> _Excerto do documento_:
▼
Também é verdade que os exemplos passados não favorecem muito o BE, do Zé que fazia falta em Lisboa até Salvaterra de Magos.

Este Bloco, que considera estar na vanguarda da transparência democrática, é o mesmo que concorre dissimulado pelo menos em Braga e em Coimbra, onde ofereceu 6.000 e 4.000 euros, respectivamente, para as campanhas de “cidadania” em movimento. Esta batota vem de um partido político que acha que não é um partido político, contribuindo para as generalizações abusivas, como se pudesse colocar-se à margem do que é o sistema político, sendo parte integrante dele.

Parece-me que, ao fim destes anos todos, está na altura de o Bloco perceber que já não é um partido de miúdos. Pode ter atitudes dignas de tal, mas é um partido como outros, mesmo utilizando as @ e os X par@ xcrever. Assumam-se como tal, preocupem-se com vossa democracia interna e deixem a dos outros. O momento é demasiado sério e grave para estas brincadeiras. O adversário é a direita, é ela que tem de ser penalizada nestas eleições. Quem quer palco vai para o teatro.

Comments

  1. Por essa lógica também seria anti-democrática a limitação dos mandatos do Presidente da República, por exemplo…

  2. Ricardo M Santos says:

    Não, não seria. As candidaturas à presidência da república são unipessoais, não estão dependentes da vontade de um colectivo de cidadãos.

  3. nightwishpt says:

    Por essa ordem de ideias, tá tudo bem então, o Isaltino que fique na câmara de Oeiras e o Alberto João na Madeira porque é o que o povo quer.
▲
> _Material fornecido_:
▼
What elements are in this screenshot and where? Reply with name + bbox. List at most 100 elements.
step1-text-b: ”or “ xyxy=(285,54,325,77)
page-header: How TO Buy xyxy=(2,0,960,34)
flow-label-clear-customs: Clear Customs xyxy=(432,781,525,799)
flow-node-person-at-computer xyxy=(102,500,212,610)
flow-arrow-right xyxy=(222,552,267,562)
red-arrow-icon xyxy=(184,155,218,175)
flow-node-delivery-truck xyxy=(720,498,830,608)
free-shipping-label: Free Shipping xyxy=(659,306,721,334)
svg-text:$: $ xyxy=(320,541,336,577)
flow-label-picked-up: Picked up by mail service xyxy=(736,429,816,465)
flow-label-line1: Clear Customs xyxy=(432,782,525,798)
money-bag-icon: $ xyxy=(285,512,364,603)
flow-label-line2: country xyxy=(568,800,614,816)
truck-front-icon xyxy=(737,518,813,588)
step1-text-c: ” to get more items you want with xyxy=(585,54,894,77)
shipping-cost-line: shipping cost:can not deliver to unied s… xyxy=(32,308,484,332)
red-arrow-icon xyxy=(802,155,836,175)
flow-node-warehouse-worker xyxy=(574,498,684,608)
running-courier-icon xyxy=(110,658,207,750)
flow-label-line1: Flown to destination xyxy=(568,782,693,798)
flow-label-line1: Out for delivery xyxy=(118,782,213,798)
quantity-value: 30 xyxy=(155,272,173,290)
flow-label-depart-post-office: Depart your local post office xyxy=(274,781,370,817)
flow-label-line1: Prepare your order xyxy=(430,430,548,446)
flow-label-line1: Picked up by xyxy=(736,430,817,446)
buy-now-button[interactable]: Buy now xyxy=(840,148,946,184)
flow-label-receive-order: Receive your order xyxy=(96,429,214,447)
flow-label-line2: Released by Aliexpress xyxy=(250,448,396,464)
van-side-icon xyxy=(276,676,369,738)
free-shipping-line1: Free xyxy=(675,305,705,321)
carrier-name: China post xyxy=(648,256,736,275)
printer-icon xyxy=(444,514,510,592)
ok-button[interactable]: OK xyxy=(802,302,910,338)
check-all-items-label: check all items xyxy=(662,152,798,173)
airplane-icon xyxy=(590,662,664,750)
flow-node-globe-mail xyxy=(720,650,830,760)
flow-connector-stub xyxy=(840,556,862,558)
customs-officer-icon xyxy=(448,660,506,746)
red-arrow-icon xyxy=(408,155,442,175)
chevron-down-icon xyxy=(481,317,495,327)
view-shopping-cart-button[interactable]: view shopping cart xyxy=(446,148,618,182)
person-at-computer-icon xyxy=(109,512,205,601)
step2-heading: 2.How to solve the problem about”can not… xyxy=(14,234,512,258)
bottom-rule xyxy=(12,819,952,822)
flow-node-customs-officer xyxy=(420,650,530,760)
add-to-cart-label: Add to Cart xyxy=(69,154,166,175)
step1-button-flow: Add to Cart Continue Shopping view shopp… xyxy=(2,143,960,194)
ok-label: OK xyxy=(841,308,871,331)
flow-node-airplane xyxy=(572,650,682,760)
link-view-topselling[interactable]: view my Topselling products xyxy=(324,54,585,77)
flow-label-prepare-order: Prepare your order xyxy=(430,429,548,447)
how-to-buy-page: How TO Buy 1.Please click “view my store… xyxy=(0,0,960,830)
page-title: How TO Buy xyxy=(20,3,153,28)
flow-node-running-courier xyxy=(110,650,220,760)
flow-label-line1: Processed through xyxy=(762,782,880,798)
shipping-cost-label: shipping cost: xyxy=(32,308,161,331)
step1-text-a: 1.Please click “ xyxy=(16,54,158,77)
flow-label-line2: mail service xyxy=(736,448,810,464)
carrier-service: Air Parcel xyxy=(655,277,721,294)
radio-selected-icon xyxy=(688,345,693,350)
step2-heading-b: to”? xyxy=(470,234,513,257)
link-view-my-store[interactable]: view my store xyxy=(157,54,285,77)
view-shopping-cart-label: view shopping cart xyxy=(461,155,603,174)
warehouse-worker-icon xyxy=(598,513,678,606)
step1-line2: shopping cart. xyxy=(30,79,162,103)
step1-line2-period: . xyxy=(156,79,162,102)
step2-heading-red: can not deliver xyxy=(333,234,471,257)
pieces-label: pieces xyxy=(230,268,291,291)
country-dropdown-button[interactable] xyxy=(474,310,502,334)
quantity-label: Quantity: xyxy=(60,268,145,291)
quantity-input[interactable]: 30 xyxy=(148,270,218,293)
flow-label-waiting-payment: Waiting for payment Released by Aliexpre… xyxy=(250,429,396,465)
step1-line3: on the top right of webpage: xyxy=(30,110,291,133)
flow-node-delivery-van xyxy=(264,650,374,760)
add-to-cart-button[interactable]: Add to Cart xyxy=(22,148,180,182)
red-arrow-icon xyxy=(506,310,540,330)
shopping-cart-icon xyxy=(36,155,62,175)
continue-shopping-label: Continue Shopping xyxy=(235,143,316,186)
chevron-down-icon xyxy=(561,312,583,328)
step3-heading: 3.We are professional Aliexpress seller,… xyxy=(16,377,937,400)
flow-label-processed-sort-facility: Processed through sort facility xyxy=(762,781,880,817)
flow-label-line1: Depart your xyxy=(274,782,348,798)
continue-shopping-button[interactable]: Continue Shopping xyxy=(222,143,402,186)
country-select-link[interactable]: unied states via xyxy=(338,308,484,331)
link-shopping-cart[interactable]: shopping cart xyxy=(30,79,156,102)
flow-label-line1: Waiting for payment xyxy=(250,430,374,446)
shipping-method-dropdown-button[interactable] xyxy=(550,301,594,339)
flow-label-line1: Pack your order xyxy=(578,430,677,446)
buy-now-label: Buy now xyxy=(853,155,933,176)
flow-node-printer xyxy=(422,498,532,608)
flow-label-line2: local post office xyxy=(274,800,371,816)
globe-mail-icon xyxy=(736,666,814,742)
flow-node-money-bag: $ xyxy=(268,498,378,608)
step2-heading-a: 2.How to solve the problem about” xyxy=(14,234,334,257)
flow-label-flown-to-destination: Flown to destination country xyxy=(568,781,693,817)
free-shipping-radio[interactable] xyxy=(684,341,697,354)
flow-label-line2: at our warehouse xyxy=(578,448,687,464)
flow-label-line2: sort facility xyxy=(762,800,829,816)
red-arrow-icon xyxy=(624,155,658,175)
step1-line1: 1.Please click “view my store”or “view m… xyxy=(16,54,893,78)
▲
> _Tarefas propostas_:
A. Responda às perguntas com base no texto sobre o Bloco:
(i) Em que duas cidades, segundo o texto, o Bloco concorre dissimulado?
(ii) Quantos euros ofereceu em Coimbra?
(iii) Quem é apontado como o adversário que deve ser penalizado nestas eleições?
B. Edite o texto sobre o Bloco desde “Também é verdade” até “parte integrante dele.”, inclusive, trocando “Coimbra” por “Leiria”.
C. Continue o texto sobre o Bloco e a sua postura nas eleições a partir do ponto em que ele termina.
Nenhuma das tarefas precisa do material para ser resolvida.

> _Resultados_:
A.
(i) Em Braga e em Coimbra.
(ii) 4.000 euros.
(iii) A direita.

B.
Também é verdade que os exemplos passados não favorecem muito o BE, do Zé que fazia falta em Lisboa até Salvaterra de Magos.

Este Bloco, que considera estar na vanguarda da transparência democrática, é o mesmo que concorre dissimulado pelo menos em Braga e em Leiria, onde ofereceu 6.000 e 4.000 euros, respectivamente, para as campanhas de “cidadania” em movimento. Esta batota vem de um partido político que acha que não é um partido político, contribuindo para as generalizações abusivas, como se pudesse colocar-se à margem do que é o sistema político, sendo parte integrante dele.

C.
    Os políticos são como a roupa interior, têm que ser trocados regularmente e pelas mesmas razões. Não chega limitar aos presidentes de Câmera? Pois não, tem que ser a todos os cargos políticos e nomeados por períodos nunca inferiores a 10 anos. A ver se vão trabalhar, os preguiçosos.
    “O momento é demasiado sério e grave para estas brincadeiras. O adversário é a direita, é ela que tem de ser penalizada nestas eleições. ”
    Mais uma razão para nunca votar PS. Comparar 6000€ para uma campanha com o que faz a troika nas autarquias para ganhar eleições é patético.

    • Ricardo M Santos says:

      Portanto, a sugestão não é lutar pela informação do povo, denunciar tudo o que são comprdios e irregularidades. Não. É administrativamente retirar-lhs o direito de votar em quem querem. Percebi. Não concordo.

    • Ricardo M Santos says:

      essa comparação só está na tua cabeça. E faz eco. eco. eco.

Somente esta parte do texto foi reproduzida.